# START OF Information provided

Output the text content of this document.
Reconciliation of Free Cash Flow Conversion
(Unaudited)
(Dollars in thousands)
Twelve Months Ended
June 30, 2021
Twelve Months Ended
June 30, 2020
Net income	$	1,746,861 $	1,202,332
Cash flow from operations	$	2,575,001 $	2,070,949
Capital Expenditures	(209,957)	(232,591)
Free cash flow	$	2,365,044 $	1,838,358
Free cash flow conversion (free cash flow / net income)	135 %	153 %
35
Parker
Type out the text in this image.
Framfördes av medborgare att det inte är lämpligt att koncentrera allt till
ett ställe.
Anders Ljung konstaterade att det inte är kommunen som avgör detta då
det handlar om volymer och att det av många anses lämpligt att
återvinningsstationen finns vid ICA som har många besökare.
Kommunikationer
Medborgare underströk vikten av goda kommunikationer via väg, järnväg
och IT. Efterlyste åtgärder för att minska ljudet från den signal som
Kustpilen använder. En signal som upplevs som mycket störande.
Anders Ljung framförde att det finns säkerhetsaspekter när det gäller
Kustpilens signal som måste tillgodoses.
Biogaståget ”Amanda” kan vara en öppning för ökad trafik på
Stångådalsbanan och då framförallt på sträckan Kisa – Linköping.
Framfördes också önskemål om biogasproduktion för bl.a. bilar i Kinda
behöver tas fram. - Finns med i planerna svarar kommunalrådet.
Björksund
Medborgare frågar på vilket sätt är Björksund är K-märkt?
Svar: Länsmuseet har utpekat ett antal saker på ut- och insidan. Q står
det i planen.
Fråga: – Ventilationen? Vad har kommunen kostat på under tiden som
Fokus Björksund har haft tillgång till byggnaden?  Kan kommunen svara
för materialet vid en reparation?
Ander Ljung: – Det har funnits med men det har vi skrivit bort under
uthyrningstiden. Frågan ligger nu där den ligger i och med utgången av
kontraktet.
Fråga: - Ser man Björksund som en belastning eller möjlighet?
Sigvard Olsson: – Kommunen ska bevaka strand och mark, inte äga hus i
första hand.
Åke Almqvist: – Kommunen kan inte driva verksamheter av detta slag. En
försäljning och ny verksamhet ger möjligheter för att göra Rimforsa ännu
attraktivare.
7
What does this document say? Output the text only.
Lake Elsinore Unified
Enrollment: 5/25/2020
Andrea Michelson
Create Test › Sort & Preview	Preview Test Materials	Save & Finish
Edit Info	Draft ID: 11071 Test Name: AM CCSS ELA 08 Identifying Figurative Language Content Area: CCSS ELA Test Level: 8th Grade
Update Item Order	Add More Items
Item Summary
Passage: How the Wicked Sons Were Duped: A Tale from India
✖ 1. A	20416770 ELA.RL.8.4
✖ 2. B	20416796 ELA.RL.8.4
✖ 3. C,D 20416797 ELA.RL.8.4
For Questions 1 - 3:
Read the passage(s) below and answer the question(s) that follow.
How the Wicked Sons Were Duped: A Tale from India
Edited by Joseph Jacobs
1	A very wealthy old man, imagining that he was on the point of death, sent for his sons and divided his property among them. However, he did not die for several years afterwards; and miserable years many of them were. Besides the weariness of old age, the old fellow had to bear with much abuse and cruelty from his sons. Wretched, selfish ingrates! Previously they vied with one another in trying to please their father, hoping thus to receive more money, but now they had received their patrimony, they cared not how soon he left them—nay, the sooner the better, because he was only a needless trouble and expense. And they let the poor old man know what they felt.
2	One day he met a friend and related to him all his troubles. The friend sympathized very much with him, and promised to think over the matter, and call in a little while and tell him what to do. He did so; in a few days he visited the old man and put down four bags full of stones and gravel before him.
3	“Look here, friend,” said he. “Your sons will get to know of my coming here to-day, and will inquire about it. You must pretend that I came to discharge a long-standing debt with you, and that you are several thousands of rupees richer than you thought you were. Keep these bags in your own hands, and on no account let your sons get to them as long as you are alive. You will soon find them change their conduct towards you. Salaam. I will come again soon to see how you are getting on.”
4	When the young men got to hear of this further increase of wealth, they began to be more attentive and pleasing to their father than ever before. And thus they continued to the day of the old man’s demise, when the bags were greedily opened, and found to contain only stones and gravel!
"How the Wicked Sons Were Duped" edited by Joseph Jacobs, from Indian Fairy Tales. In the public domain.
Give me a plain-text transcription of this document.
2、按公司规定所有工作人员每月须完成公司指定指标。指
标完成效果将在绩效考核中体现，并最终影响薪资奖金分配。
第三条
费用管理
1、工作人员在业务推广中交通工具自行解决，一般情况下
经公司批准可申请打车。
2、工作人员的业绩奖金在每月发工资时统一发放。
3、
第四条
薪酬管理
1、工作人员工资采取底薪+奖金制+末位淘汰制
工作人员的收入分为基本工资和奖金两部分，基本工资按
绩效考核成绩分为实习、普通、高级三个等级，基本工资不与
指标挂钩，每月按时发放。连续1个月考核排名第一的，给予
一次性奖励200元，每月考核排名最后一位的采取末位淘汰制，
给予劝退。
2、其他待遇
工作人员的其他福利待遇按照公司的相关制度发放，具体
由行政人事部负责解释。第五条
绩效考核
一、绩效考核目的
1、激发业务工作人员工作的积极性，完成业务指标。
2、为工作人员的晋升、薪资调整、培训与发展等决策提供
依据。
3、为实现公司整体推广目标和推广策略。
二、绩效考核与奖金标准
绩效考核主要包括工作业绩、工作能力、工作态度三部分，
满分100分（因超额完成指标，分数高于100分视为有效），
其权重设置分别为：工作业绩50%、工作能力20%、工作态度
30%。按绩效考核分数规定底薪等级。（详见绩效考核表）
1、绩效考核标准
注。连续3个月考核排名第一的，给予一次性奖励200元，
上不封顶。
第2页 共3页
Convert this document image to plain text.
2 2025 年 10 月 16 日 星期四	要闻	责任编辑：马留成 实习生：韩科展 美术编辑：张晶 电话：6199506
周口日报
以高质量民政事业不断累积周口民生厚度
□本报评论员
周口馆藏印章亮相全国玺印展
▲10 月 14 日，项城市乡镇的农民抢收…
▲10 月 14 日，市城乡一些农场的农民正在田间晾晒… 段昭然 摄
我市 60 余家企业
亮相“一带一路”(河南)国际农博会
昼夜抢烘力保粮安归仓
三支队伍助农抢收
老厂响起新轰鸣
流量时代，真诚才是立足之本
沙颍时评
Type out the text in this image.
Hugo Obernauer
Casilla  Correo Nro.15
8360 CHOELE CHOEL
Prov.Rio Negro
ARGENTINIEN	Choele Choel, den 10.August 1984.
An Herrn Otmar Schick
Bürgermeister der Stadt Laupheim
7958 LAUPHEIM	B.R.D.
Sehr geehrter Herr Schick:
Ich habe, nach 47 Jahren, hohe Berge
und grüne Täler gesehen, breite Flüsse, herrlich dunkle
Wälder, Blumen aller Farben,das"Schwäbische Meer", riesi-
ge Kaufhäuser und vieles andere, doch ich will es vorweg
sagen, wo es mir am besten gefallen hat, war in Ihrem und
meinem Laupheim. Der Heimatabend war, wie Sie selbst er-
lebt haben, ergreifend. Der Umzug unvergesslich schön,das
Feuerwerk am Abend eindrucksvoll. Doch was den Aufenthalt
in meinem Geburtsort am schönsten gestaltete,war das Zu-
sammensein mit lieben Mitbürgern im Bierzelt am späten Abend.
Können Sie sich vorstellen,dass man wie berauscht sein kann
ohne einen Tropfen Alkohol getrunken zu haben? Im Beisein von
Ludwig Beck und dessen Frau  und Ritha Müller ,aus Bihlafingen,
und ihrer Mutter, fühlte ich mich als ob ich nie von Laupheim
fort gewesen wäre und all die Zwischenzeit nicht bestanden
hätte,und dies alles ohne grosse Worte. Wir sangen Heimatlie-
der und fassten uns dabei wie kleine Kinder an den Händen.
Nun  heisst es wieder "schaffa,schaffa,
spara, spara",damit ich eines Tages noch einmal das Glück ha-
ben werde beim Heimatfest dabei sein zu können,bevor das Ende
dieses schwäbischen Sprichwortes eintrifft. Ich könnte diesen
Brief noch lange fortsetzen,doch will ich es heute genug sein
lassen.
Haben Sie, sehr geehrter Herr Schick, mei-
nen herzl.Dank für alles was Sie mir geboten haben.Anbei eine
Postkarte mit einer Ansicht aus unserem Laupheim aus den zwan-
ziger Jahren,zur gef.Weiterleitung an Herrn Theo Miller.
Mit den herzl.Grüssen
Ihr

# END OF Information provided

Task objective: Using the material above, report each line where "Output" occurs.

Problem solution:
Output the text content of this document.
What does this document say? Output the text only.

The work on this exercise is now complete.